(Figure record listings)
- - - - - - -
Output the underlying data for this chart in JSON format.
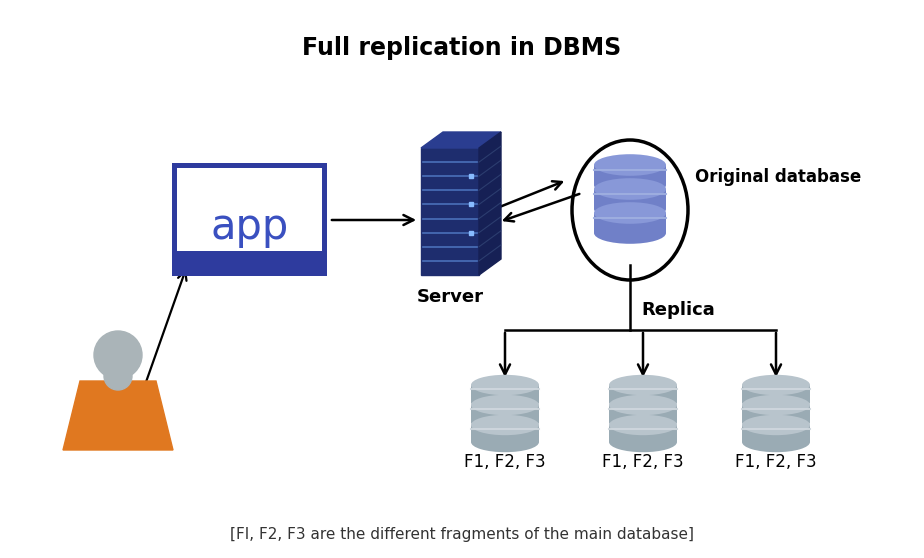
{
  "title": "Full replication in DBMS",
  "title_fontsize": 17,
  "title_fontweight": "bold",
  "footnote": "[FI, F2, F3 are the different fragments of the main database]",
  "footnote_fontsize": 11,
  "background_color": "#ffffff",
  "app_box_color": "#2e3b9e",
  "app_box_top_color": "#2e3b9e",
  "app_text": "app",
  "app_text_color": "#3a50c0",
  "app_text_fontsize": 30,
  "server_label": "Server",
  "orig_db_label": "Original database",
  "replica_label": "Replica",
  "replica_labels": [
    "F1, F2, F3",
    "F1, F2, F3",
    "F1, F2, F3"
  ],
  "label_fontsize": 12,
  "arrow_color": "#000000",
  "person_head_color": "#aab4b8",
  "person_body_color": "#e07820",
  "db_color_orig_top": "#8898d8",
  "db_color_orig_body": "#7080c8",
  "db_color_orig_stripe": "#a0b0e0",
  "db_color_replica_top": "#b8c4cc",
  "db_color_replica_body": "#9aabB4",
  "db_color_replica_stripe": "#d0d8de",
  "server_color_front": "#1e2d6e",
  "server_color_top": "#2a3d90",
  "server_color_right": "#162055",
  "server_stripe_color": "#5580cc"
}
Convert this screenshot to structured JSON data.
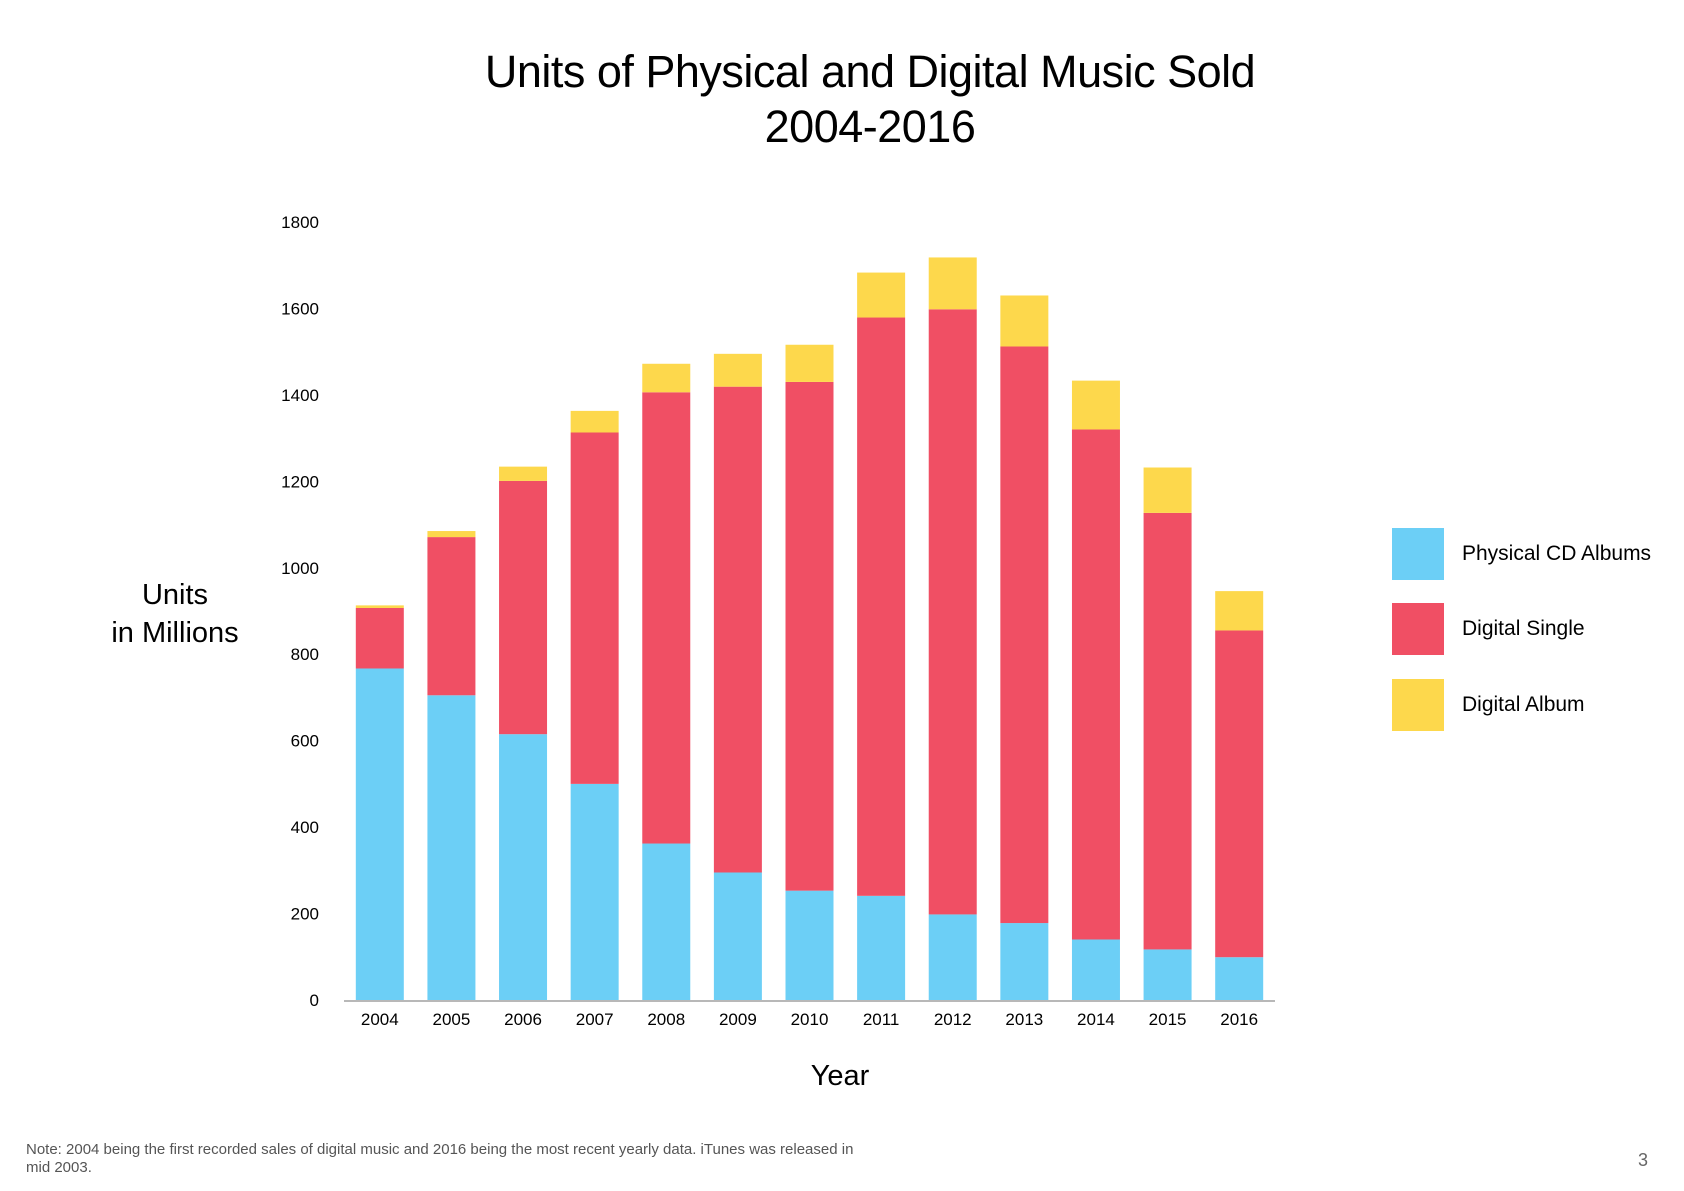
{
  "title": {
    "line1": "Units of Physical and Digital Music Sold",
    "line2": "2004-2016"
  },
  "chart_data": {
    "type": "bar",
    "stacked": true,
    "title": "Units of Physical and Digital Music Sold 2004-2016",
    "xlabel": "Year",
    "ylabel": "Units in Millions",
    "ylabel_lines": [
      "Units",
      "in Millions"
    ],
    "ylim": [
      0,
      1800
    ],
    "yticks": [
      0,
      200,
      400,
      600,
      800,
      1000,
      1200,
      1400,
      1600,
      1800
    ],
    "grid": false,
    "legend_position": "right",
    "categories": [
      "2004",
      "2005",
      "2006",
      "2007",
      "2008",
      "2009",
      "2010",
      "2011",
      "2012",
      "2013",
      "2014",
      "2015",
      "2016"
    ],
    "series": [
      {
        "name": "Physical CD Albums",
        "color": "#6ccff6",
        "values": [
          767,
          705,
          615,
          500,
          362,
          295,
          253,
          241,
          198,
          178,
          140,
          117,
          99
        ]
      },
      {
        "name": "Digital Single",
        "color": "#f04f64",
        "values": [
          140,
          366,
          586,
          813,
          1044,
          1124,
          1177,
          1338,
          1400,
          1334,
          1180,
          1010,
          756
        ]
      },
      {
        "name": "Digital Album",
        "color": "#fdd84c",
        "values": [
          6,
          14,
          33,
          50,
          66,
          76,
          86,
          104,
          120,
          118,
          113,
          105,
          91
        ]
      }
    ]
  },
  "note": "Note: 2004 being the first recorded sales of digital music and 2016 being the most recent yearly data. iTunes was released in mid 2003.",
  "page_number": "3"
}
- - - - - - -
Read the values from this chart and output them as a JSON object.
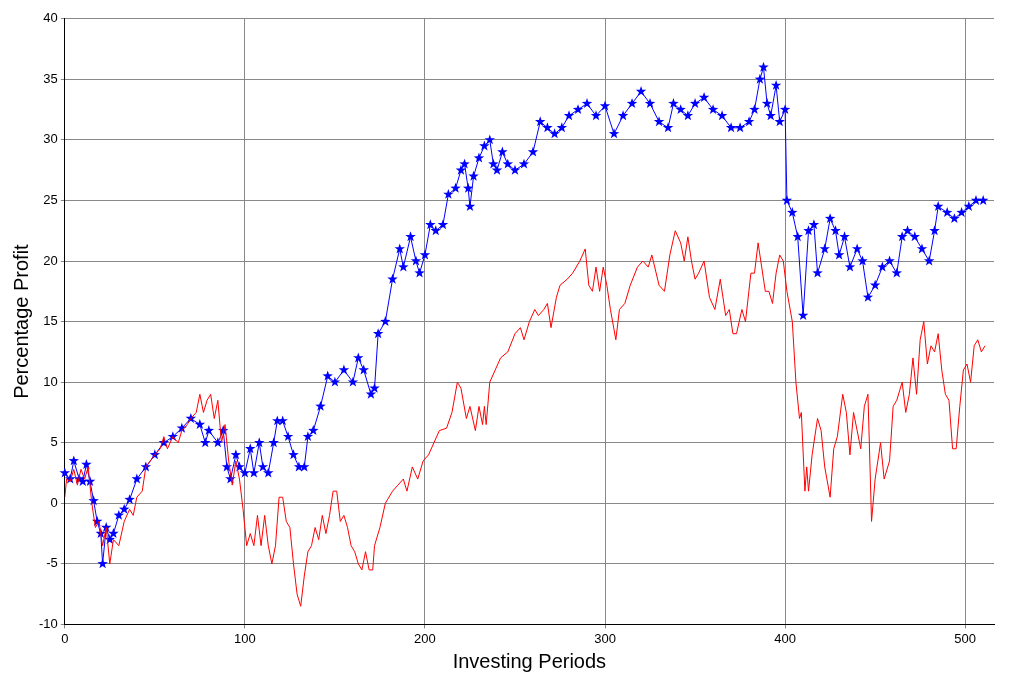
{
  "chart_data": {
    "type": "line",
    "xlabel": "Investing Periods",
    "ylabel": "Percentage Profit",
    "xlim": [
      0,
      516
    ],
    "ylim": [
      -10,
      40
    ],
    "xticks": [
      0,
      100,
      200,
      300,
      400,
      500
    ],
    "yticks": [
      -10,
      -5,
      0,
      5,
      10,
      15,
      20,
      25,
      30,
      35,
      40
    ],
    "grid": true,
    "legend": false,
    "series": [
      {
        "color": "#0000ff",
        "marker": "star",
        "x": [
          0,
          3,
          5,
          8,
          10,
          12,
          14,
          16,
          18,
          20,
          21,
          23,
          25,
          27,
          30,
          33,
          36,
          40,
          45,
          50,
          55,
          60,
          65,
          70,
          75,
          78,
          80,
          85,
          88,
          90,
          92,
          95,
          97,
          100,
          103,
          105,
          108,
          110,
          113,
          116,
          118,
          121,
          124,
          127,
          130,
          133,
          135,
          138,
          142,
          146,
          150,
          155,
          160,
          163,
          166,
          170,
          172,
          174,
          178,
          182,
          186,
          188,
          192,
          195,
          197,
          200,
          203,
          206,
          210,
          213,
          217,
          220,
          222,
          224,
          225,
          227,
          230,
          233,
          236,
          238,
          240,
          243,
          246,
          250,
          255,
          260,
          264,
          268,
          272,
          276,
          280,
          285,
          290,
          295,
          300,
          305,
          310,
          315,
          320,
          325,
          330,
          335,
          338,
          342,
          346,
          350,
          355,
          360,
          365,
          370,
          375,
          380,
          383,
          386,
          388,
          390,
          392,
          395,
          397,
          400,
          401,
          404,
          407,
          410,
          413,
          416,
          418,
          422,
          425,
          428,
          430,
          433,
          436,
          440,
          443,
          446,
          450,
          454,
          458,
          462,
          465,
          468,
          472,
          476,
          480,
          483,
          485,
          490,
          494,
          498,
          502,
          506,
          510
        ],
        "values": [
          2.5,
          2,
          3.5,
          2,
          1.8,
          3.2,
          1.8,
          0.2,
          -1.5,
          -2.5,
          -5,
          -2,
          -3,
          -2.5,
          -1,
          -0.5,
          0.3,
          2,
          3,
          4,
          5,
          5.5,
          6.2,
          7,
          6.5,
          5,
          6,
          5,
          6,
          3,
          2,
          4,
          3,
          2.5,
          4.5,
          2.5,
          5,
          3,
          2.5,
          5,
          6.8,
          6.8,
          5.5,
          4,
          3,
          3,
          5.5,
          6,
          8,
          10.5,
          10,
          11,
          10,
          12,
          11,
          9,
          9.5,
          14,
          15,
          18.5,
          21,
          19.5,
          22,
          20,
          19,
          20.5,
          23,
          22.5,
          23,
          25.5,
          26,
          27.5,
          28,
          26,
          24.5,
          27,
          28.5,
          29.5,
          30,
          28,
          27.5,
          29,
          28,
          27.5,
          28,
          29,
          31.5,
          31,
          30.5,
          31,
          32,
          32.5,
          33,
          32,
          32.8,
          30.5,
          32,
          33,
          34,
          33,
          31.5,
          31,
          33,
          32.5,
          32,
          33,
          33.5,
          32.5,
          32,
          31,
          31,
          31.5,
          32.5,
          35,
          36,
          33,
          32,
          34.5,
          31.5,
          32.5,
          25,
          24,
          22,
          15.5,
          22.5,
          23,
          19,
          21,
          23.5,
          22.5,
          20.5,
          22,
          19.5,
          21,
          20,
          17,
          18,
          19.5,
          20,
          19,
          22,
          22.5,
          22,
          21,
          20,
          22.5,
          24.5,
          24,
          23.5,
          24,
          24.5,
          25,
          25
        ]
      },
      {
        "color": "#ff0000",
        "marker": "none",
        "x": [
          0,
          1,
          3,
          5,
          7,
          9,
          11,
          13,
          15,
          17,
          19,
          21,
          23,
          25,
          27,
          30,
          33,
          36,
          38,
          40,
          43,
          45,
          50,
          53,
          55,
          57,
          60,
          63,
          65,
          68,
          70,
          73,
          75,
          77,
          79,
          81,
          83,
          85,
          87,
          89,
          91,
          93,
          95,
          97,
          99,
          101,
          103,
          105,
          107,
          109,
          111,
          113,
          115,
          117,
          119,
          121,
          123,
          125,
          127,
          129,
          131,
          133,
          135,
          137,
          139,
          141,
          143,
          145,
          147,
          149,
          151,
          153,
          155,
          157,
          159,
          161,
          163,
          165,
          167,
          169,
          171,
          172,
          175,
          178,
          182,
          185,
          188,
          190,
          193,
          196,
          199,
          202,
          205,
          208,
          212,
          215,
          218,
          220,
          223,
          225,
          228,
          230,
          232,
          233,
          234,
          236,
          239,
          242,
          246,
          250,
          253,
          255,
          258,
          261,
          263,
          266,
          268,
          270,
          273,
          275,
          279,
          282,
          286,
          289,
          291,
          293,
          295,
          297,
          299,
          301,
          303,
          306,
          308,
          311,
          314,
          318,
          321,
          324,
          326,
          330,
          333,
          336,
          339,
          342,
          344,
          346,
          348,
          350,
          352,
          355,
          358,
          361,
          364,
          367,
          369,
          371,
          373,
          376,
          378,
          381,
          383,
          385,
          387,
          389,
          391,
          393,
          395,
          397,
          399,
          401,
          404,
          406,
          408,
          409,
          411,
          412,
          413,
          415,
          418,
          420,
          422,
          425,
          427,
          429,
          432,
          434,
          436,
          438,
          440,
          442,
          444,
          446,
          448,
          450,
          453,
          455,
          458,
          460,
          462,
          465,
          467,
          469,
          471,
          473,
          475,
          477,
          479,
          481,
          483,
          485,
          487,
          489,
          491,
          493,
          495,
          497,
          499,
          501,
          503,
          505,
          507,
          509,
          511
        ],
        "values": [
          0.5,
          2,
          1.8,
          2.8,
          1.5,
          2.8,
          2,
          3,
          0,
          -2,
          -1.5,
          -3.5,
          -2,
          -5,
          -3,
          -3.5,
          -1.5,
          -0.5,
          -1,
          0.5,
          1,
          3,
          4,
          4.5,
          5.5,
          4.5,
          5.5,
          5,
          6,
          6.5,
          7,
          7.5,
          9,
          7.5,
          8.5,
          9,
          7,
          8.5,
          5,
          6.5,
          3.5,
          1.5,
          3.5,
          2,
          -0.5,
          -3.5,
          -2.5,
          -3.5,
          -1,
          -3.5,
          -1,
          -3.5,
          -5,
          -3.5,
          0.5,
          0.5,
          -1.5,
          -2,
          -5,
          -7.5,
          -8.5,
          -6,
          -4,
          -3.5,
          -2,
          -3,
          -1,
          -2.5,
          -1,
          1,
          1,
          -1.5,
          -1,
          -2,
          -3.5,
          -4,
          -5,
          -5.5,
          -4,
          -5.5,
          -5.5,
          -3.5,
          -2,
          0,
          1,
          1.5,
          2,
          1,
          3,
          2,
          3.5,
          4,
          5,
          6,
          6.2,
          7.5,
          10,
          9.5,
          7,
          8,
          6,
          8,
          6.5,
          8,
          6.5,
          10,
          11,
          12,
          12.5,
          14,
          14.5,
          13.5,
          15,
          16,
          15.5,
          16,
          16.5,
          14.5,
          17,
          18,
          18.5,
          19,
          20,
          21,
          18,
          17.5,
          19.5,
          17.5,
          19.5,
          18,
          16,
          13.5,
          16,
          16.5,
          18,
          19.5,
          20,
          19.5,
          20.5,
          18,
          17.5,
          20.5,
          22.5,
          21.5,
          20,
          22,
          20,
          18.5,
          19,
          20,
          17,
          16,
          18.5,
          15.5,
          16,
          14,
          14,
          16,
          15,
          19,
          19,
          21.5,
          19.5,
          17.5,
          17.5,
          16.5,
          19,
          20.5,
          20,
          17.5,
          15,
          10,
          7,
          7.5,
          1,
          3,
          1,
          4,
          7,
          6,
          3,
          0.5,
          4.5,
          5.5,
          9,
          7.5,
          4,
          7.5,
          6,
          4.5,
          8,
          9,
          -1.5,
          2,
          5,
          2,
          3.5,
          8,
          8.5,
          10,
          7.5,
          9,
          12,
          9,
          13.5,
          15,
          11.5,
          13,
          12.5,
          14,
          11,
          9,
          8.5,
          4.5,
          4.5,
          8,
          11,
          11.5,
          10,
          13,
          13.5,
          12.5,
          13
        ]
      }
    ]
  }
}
- - - - - - -
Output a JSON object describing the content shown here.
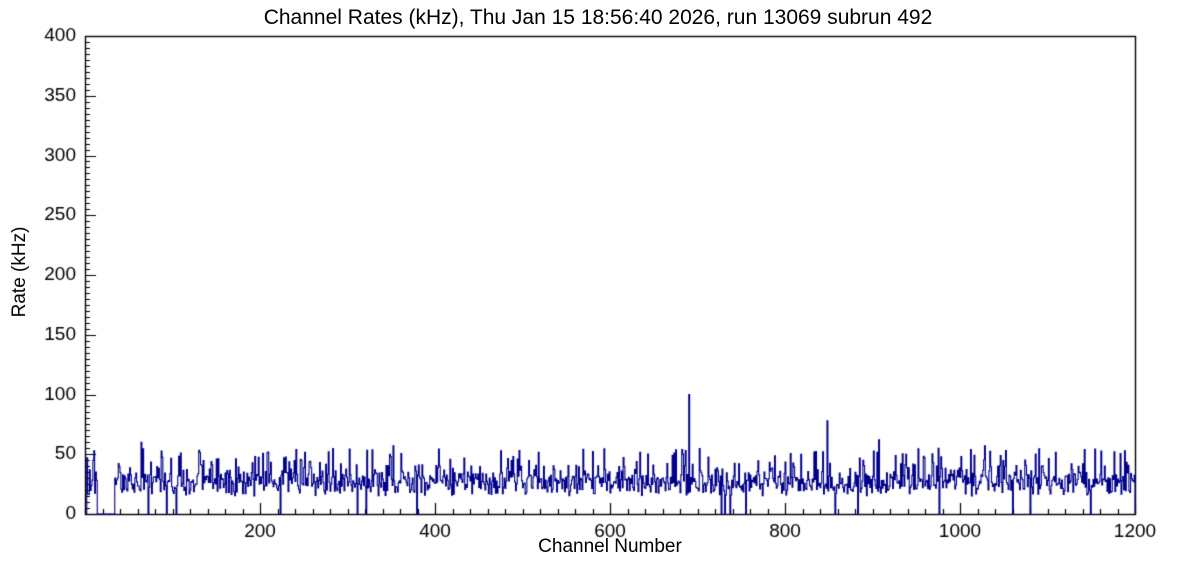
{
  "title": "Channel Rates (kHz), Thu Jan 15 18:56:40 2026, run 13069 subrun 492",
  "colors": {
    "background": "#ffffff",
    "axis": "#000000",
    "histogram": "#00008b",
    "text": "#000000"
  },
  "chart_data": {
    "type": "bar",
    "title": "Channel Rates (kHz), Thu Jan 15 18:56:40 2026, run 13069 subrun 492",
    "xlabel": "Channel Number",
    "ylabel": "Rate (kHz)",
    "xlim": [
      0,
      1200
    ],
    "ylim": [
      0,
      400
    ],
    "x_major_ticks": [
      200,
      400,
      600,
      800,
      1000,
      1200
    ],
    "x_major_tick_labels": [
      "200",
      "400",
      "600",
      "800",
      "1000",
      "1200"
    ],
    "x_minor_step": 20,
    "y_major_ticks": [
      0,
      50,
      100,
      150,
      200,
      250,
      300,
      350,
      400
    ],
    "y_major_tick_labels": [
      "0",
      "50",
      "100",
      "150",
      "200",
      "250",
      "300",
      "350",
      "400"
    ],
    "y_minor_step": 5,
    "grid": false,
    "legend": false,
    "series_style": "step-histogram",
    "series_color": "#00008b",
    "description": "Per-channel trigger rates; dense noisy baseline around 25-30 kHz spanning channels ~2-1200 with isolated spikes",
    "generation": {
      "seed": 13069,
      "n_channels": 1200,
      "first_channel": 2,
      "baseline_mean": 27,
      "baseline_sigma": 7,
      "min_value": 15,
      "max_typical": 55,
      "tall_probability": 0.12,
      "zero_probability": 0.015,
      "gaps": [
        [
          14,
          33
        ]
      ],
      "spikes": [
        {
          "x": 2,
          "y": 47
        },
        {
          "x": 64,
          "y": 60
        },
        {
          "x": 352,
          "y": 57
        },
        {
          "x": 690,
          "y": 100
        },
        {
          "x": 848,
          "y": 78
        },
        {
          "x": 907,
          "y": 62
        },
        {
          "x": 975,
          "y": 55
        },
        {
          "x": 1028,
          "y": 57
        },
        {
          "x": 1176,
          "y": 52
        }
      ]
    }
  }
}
- - - - - - -
• Exercise directions:
Report how many lines in the data contain the word "subrun", with no words besides the number.

• Reply to the task:
2